■ TASK DIRECTIONS: Write out the whole listing again, exactly as given.

■ RECORDS FOR PROCESSING:
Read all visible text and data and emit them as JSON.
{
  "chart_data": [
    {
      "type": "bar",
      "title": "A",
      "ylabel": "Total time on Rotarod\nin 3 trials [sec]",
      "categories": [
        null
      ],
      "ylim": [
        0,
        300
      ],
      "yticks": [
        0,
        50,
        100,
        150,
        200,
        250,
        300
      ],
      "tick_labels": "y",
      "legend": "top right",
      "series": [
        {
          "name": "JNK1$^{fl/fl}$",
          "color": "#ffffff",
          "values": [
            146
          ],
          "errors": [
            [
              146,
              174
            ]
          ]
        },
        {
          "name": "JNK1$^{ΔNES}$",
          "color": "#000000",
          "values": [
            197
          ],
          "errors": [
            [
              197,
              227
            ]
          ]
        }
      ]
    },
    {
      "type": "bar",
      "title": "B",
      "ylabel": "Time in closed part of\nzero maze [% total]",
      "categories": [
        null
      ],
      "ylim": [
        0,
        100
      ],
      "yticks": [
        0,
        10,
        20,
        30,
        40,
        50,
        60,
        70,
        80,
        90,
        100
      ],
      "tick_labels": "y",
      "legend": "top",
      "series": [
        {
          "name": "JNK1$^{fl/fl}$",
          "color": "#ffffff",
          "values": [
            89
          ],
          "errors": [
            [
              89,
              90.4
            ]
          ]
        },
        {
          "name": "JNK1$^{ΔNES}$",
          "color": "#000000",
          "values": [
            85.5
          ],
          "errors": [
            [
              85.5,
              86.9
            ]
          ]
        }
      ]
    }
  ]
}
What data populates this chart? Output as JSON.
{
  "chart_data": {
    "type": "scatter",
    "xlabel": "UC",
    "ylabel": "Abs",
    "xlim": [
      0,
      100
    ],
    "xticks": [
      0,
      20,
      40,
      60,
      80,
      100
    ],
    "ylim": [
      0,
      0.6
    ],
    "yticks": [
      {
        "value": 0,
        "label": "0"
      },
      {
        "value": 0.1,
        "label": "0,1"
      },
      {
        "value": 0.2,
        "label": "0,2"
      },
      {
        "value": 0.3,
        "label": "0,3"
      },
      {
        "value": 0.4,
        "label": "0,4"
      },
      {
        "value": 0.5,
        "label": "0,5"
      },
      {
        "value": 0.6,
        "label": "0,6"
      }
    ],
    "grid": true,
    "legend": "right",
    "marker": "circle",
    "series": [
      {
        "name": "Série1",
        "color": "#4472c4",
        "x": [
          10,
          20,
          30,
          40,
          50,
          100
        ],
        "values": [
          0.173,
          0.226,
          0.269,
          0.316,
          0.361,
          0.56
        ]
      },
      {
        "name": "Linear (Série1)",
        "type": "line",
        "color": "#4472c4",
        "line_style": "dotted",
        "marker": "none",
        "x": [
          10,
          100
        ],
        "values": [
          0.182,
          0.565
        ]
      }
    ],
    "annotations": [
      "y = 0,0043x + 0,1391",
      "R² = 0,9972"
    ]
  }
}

■ TASK RESPONSE:
Read all visible text and data and emit them as JSON.
{
  "chart_data": [
    {
      "type": "bar",
      "title": "A",
      "ylabel": "Total time on Rotarod\nin 3 trials [sec]",
      "categories": [
        null
      ],
      "ylim": [
        0,
        300
      ],
      "yticks": [
        0,
        50,
        100,
        150,
        200,
        250,
        300
      ],
      "tick_labels": "y",
      "legend": "top right",
      "series": [
        {
          "name": "JNK1$^{fl/fl}$",
          "color": "#ffffff",
          "values": [
            146
          ],
          "errors": [
            [
              146,
              174
            ]
          ]
        },
        {
          "name": "JNK1$^{ΔNES}$",
          "color": "#000000",
          "values": [
            197
          ],
          "errors": [
            [
              197,
              227
            ]
          ]
        }
      ]
    },
    {
      "type": "bar",
      "title": "B",
      "ylabel": "Time in closed part of\nzero maze [% total]",
      "categories": [
        null
      ],
      "ylim": [
        0,
        100
      ],
      "yticks": [
        0,
        10,
        20,
        30,
        40,
        50,
        60,
        70,
        80,
        90,
        100
      ],
      "tick_labels": "y",
      "legend": "top",
      "series": [
        {
          "name": "JNK1$^{fl/fl}$",
          "color": "#ffffff",
          "values": [
            89
          ],
          "errors": [
            [
              89,
              90.4
            ]
          ]
        },
        {
          "name": "JNK1$^{ΔNES}$",
          "color": "#000000",
          "values": [
            85.5
          ],
          "errors": [
            [
              85.5,
              86.9
            ]
          ]
        }
      ]
    }
  ]
}
What data populates this chart? Output as JSON.
{
  "chart_data": {
    "type": "scatter",
    "xlabel": "UC",
    "ylabel": "Abs",
    "xlim": [
      0,
      100
    ],
    "xticks": [
      0,
      20,
      40,
      60,
      80,
      100
    ],
    "ylim": [
      0,
      0.6
    ],
    "yticks": [
      {
        "value": 0,
        "label": "0"
      },
      {
        "value": 0.1,
        "label": "0,1"
      },
      {
        "value": 0.2,
        "label": "0,2"
      },
      {
        "value": 0.3,
        "label": "0,3"
      },
      {
        "value": 0.4,
        "label": "0,4"
      },
      {
        "value": 0.5,
        "label": "0,5"
      },
      {
        "value": 0.6,
        "label": "0,6"
      }
    ],
    "grid": true,
    "legend": "right",
    "marker": "circle",
    "series": [
      {
        "name": "Série1",
        "color": "#4472c4",
        "x": [
          10,
          20,
          30,
          40,
          50,
          100
        ],
        "values": [
          0.173,
          0.226,
          0.269,
          0.316,
          0.361,
          0.56
        ]
      },
      {
        "name": "Linear (Série1)",
        "type": "line",
        "color": "#4472c4",
        "line_style": "dotted",
        "marker": "none",
        "x": [
          10,
          100
        ],
        "values": [
          0.182,
          0.565
        ]
      }
    ],
    "annotations": [
      "y = 0,0043x + 0,1391",
      "R² = 0,9972"
    ]
  }
}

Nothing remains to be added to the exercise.